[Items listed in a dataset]
Begin

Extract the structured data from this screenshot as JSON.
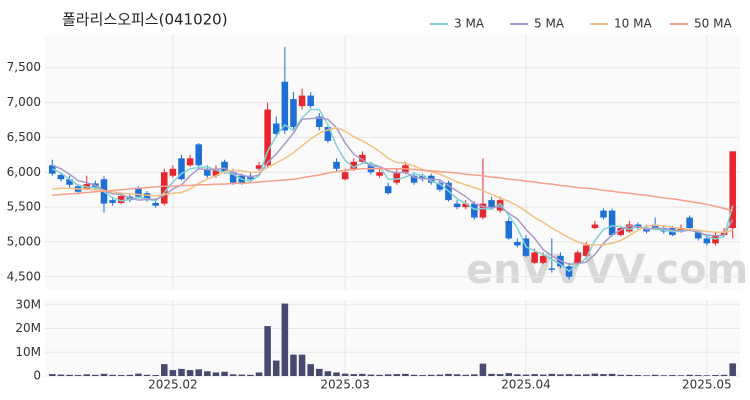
{
  "chart_data": {
    "type": "candlestick",
    "title": "폴라리스오피스(041020)",
    "watermark": "enVVVV.com",
    "categories": [
      null,
      null,
      null,
      null,
      null,
      null,
      null,
      null,
      null,
      null,
      null,
      null,
      null,
      null,
      "2025.02",
      null,
      null,
      null,
      null,
      null,
      null,
      null,
      null,
      null,
      null,
      null,
      null,
      null,
      null,
      null,
      null,
      null,
      null,
      null,
      "2025.03",
      null,
      null,
      null,
      null,
      null,
      null,
      null,
      null,
      null,
      null,
      null,
      null,
      null,
      null,
      null,
      null,
      null,
      null,
      null,
      null,
      "2025.04",
      null,
      null,
      null,
      null,
      null,
      null,
      null,
      null,
      null,
      null,
      null,
      null,
      null,
      null,
      null,
      null,
      null,
      null,
      null,
      null,
      "2025.05",
      null,
      null,
      null
    ],
    "open": [
      6100,
      5960,
      5900,
      5800,
      5760,
      5840,
      5900,
      5600,
      5560,
      5650,
      5780,
      5700,
      5560,
      5550,
      5950,
      6200,
      6100,
      6400,
      6050,
      5950,
      6150,
      6000,
      5950,
      5950,
      6050,
      6100,
      6700,
      7300,
      7050,
      6950,
      7100,
      6800,
      6650,
      6150,
      5900,
      6050,
      6150,
      6100,
      5950,
      5800,
      5850,
      6000,
      5950,
      5950,
      5950,
      5850,
      5850,
      5550,
      5500,
      5550,
      5350,
      5600,
      5450,
      5300,
      5000,
      5050,
      4700,
      4700,
      4620,
      4800,
      4650,
      4700,
      4800,
      5200,
      5450,
      5450,
      5100,
      5150,
      5250,
      5200,
      5250,
      5200,
      5200,
      5150,
      5350,
      5150,
      5050,
      4980,
      5100,
      5200
    ],
    "high": [
      6180,
      6000,
      5950,
      5830,
      5950,
      5880,
      5950,
      5650,
      5700,
      5700,
      5800,
      5730,
      5600,
      6050,
      6100,
      6250,
      6250,
      6420,
      6100,
      6100,
      6180,
      6050,
      5980,
      6000,
      6150,
      7000,
      6800,
      7800,
      7150,
      7200,
      7150,
      6850,
      6700,
      6200,
      6050,
      6200,
      6300,
      6150,
      6050,
      5850,
      6050,
      6150,
      6000,
      5980,
      5980,
      5900,
      5880,
      5600,
      5600,
      5580,
      6200,
      5650,
      5650,
      5350,
      5050,
      5100,
      4900,
      4850,
      5050,
      4850,
      4700,
      4880,
      5000,
      5300,
      5480,
      5480,
      5230,
      5300,
      5280,
      5250,
      5350,
      5230,
      5230,
      5250,
      5380,
      5180,
      5080,
      5130,
      5200,
      6300
    ],
    "low": [
      5950,
      5870,
      5780,
      5700,
      5740,
      5750,
      5420,
      5520,
      5540,
      5570,
      5620,
      5580,
      5490,
      5520,
      5920,
      5880,
      6080,
      6080,
      5920,
      5920,
      5980,
      5820,
      5820,
      5880,
      6020,
      6080,
      6500,
      6550,
      6600,
      6900,
      6920,
      6600,
      6420,
      6000,
      5880,
      6020,
      6120,
      5970,
      5920,
      5680,
      5820,
      5970,
      5820,
      5870,
      5820,
      5720,
      5580,
      5470,
      5470,
      5320,
      5320,
      5470,
      5420,
      5030,
      4920,
      4780,
      4680,
      4680,
      4560,
      4620,
      4460,
      4680,
      4780,
      5180,
      5320,
      5080,
      5080,
      5130,
      5180,
      5120,
      5180,
      5120,
      5080,
      5130,
      5180,
      5020,
      4950,
      4950,
      5080,
      5050
    ],
    "close": [
      5980,
      5900,
      5820,
      5720,
      5830,
      5780,
      5550,
      5560,
      5660,
      5600,
      5650,
      5600,
      5520,
      6000,
      6050,
      5900,
      6200,
      6100,
      5950,
      6050,
      6000,
      5850,
      5850,
      5900,
      6100,
      6900,
      6550,
      6600,
      6650,
      7100,
      6950,
      6650,
      6450,
      6050,
      6000,
      6150,
      6250,
      6000,
      6000,
      5700,
      6000,
      6100,
      5850,
      5900,
      5850,
      5750,
      5600,
      5500,
      5550,
      5350,
      5550,
      5500,
      5600,
      5050,
      4950,
      4800,
      4850,
      4800,
      4600,
      4650,
      4500,
      4850,
      4950,
      5250,
      5350,
      5100,
      5200,
      5250,
      5200,
      5150,
      5200,
      5150,
      5100,
      5200,
      5200,
      5050,
      4980,
      5100,
      5150,
      6300
    ],
    "up_color": "#e8262e",
    "down_color": "#1f6fd6",
    "ylim": [
      4310,
      7970
    ],
    "yticks": [
      {
        "value": 4500,
        "label": "4,500"
      },
      {
        "value": 5000,
        "label": "5,000"
      },
      {
        "value": 5500,
        "label": "5,500"
      },
      {
        "value": 6000,
        "label": "6,000"
      },
      {
        "value": 6500,
        "label": "6,500"
      },
      {
        "value": 7000,
        "label": "7,000"
      },
      {
        "value": 7500,
        "label": "7,500"
      }
    ],
    "grid": true,
    "legend": "top-right",
    "series": [
      {
        "name": "3 MA",
        "color": "#7fd3d3",
        "values": [
          6050,
          5990,
          5900,
          5810,
          5790,
          5780,
          5720,
          5630,
          5590,
          5610,
          5640,
          5620,
          5590,
          5710,
          5860,
          5980,
          6050,
          6070,
          6080,
          6030,
          6000,
          5970,
          5900,
          5870,
          5950,
          6300,
          6520,
          6680,
          6600,
          6780,
          6900,
          6900,
          6680,
          6380,
          6170,
          6070,
          6130,
          6130,
          6080,
          5900,
          5900,
          5930,
          5980,
          5950,
          5870,
          5830,
          5730,
          5620,
          5550,
          5470,
          5480,
          5470,
          5550,
          5380,
          5200,
          4930,
          4870,
          4820,
          4750,
          4680,
          4580,
          4670,
          4770,
          5020,
          5180,
          5230,
          5220,
          5180,
          5220,
          5200,
          5180,
          5170,
          5150,
          5150,
          5170,
          5150,
          5080,
          5040,
          5080,
          5520
        ]
      },
      {
        "name": "5 MA",
        "color": "#a99bc9",
        "values": [
          6100,
          6050,
          5970,
          5880,
          5850,
          5810,
          5740,
          5690,
          5680,
          5630,
          5600,
          5610,
          5610,
          5670,
          5760,
          5820,
          5950,
          6050,
          6040,
          6040,
          6060,
          5990,
          5960,
          5930,
          5960,
          6140,
          6260,
          6410,
          6560,
          6760,
          6770,
          6780,
          6760,
          6640,
          6420,
          6260,
          6180,
          6090,
          6080,
          6020,
          5990,
          6000,
          5930,
          5910,
          5900,
          5890,
          5810,
          5730,
          5650,
          5550,
          5510,
          5490,
          5510,
          5410,
          5330,
          5180,
          5050,
          4890,
          4800,
          4730,
          4680,
          4690,
          4710,
          4820,
          4980,
          5100,
          5170,
          5230,
          5220,
          5180,
          5200,
          5190,
          5170,
          5160,
          5170,
          5140,
          5100,
          5090,
          5100,
          5320
        ]
      },
      {
        "name": "10 MA",
        "color": "#f2c185",
        "values": [
          5760,
          5770,
          5770,
          5760,
          5760,
          5750,
          5740,
          5720,
          5700,
          5690,
          5680,
          5670,
          5660,
          5680,
          5700,
          5710,
          5760,
          5840,
          5900,
          5950,
          6010,
          6030,
          6020,
          6000,
          6000,
          6070,
          6130,
          6200,
          6280,
          6380,
          6480,
          6560,
          6610,
          6640,
          6590,
          6510,
          6450,
          6380,
          6300,
          6200,
          6140,
          6130,
          6090,
          6040,
          6010,
          5970,
          5920,
          5860,
          5820,
          5780,
          5740,
          5680,
          5630,
          5580,
          5520,
          5440,
          5350,
          5280,
          5200,
          5130,
          5060,
          5000,
          4960,
          4960,
          4960,
          4980,
          5020,
          5090,
          5170,
          5230,
          5240,
          5230,
          5210,
          5190,
          5180,
          5170,
          5150,
          5140,
          5140,
          5170
        ]
      },
      {
        "name": "50 MA",
        "color": "#f4a08a",
        "values": [
          5670,
          5680,
          5690,
          5700,
          5710,
          5720,
          5730,
          5740,
          5750,
          5760,
          5770,
          5780,
          5790,
          5800,
          5800,
          5810,
          5810,
          5820,
          5820,
          5830,
          5830,
          5840,
          5840,
          5850,
          5860,
          5870,
          5880,
          5890,
          5900,
          5920,
          5940,
          5960,
          5990,
          6010,
          6030,
          6040,
          6050,
          6050,
          6050,
          6050,
          6050,
          6050,
          6040,
          6030,
          6020,
          6010,
          6000,
          5990,
          5970,
          5960,
          5950,
          5930,
          5920,
          5900,
          5890,
          5870,
          5860,
          5840,
          5830,
          5810,
          5800,
          5780,
          5770,
          5760,
          5740,
          5730,
          5710,
          5700,
          5680,
          5670,
          5650,
          5630,
          5620,
          5600,
          5580,
          5560,
          5540,
          5510,
          5480,
          5450
        ]
      }
    ],
    "volume": {
      "color": "#474a6e",
      "values": [
        800000,
        600000,
        500000,
        400000,
        700000,
        500000,
        900000,
        500000,
        400000,
        500000,
        1000000,
        500000,
        400000,
        5000000,
        2500000,
        3000000,
        2500000,
        2800000,
        2000000,
        1500000,
        1800000,
        700000,
        600000,
        500000,
        1500000,
        21000000,
        6500000,
        30500000,
        9000000,
        9000000,
        5000000,
        3000000,
        2000000,
        1500000,
        1000000,
        800000,
        900000,
        600000,
        500000,
        700000,
        800000,
        900000,
        500000,
        400000,
        500000,
        600000,
        900000,
        700000,
        500000,
        700000,
        5200000,
        900000,
        800000,
        1200000,
        700000,
        600000,
        800000,
        600000,
        900000,
        700000,
        800000,
        600000,
        700000,
        1000000,
        800000,
        900000,
        500000,
        500000,
        400000,
        300000,
        500000,
        300000,
        400000,
        300000,
        500000,
        400000,
        300000,
        400000,
        500000,
        5300000
      ],
      "ylim": [
        0,
        32000000
      ],
      "yticks": [
        0,
        {
          "value": 10000000,
          "label": "10M"
        },
        {
          "value": 20000000,
          "label": "20M"
        },
        {
          "value": 30000000,
          "label": "30M"
        }
      ]
    }
  }
}
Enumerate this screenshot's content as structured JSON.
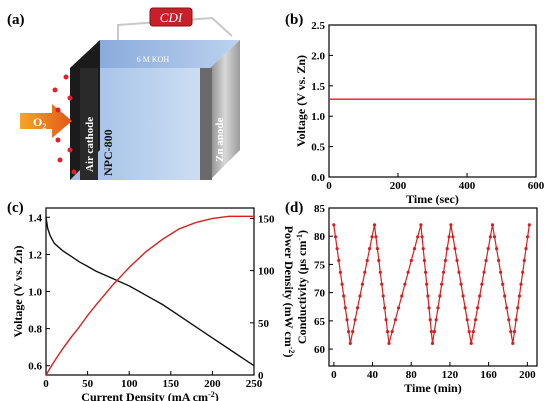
{
  "panel_labels": [
    "(a)",
    "(b)",
    "(c)",
    "(d)"
  ],
  "schematic": {
    "device_label": "CDI",
    "electrolyte_label": "6 M KOH",
    "gas_label": "O",
    "gas_subscript": "2",
    "cathode_label": "Air cathode",
    "catalyst_label": "NPC-800",
    "anode_label": "Zn anode"
  },
  "colors": {
    "red": "#d42020",
    "black": "#111111"
  },
  "chart_data": [
    {
      "panel": "(b)",
      "type": "line",
      "xlabel": "Time (sec)",
      "ylabel": "Voltage (V vs. Zn)",
      "xlim": [
        0,
        600
      ],
      "ylim": [
        0.0,
        2.5
      ],
      "xticks": [
        0,
        200,
        400,
        600
      ],
      "yticks": [
        0.0,
        0.5,
        1.0,
        1.5,
        2.0,
        2.5
      ],
      "series": [
        {
          "color": "#d42020",
          "x": [
            0,
            600
          ],
          "y": [
            1.28,
            1.28
          ]
        }
      ]
    },
    {
      "panel": "(c)",
      "type": "line",
      "xlabel": "Current Density (mA cm",
      "xlabel_sup": "-2",
      "xlabel_end": ")",
      "ylabel": "Voltage (V vs. Zn)",
      "y2label": "Power Density (mW cm",
      "y2label_sup": "-2",
      "y2label_end": ")",
      "xlim": [
        0,
        250
      ],
      "ylim": [
        0.55,
        1.45
      ],
      "y2lim": [
        0,
        160
      ],
      "xticks": [
        0,
        50,
        100,
        150,
        200,
        250
      ],
      "yticks": [
        0.6,
        0.8,
        1.0,
        1.2,
        1.4
      ],
      "y2ticks": [
        0,
        50,
        100,
        150
      ],
      "series": [
        {
          "axis": "left",
          "color": "#111111",
          "x": [
            0,
            2,
            5,
            10,
            20,
            30,
            40,
            50,
            60,
            80,
            100,
            120,
            140,
            160,
            180,
            200,
            220,
            240,
            250
          ],
          "y": [
            1.4,
            1.34,
            1.3,
            1.26,
            1.22,
            1.19,
            1.16,
            1.135,
            1.11,
            1.07,
            1.03,
            0.98,
            0.93,
            0.87,
            0.81,
            0.75,
            0.69,
            0.63,
            0.6
          ]
        },
        {
          "axis": "right",
          "color": "#d42020",
          "x": [
            0,
            10,
            20,
            30,
            40,
            50,
            60,
            80,
            100,
            120,
            140,
            160,
            180,
            200,
            220,
            240,
            250
          ],
          "y": [
            0,
            13,
            25,
            36,
            46,
            57,
            67,
            86,
            103,
            118,
            130,
            140,
            146,
            150,
            152,
            152,
            152
          ]
        }
      ]
    },
    {
      "panel": "(d)",
      "type": "line",
      "xlabel": "Time (min)",
      "ylabel": "Conductivity (μs cm",
      "ylabel_sup": "-1",
      "ylabel_end": ")",
      "xlim": [
        -5,
        210
      ],
      "ylim": [
        57,
        85
      ],
      "xticks": [
        0,
        40,
        80,
        120,
        160,
        200
      ],
      "yticks": [
        60,
        65,
        70,
        75,
        80,
        85
      ],
      "series": [
        {
          "color": "#d42020",
          "x": [
            0,
            17,
            42,
            57,
            90,
            102,
            121,
            142,
            164,
            185,
            202
          ],
          "y": [
            82,
            61,
            82,
            61,
            82,
            61,
            82,
            61,
            82,
            61,
            82
          ]
        }
      ]
    }
  ]
}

End

## Your task
Locate all lines holding the word "this", then copy them out.

## Answer in full
Extract the structured data from this screenshot as JSON.
Enumerate this screenshot's content as structured JSON.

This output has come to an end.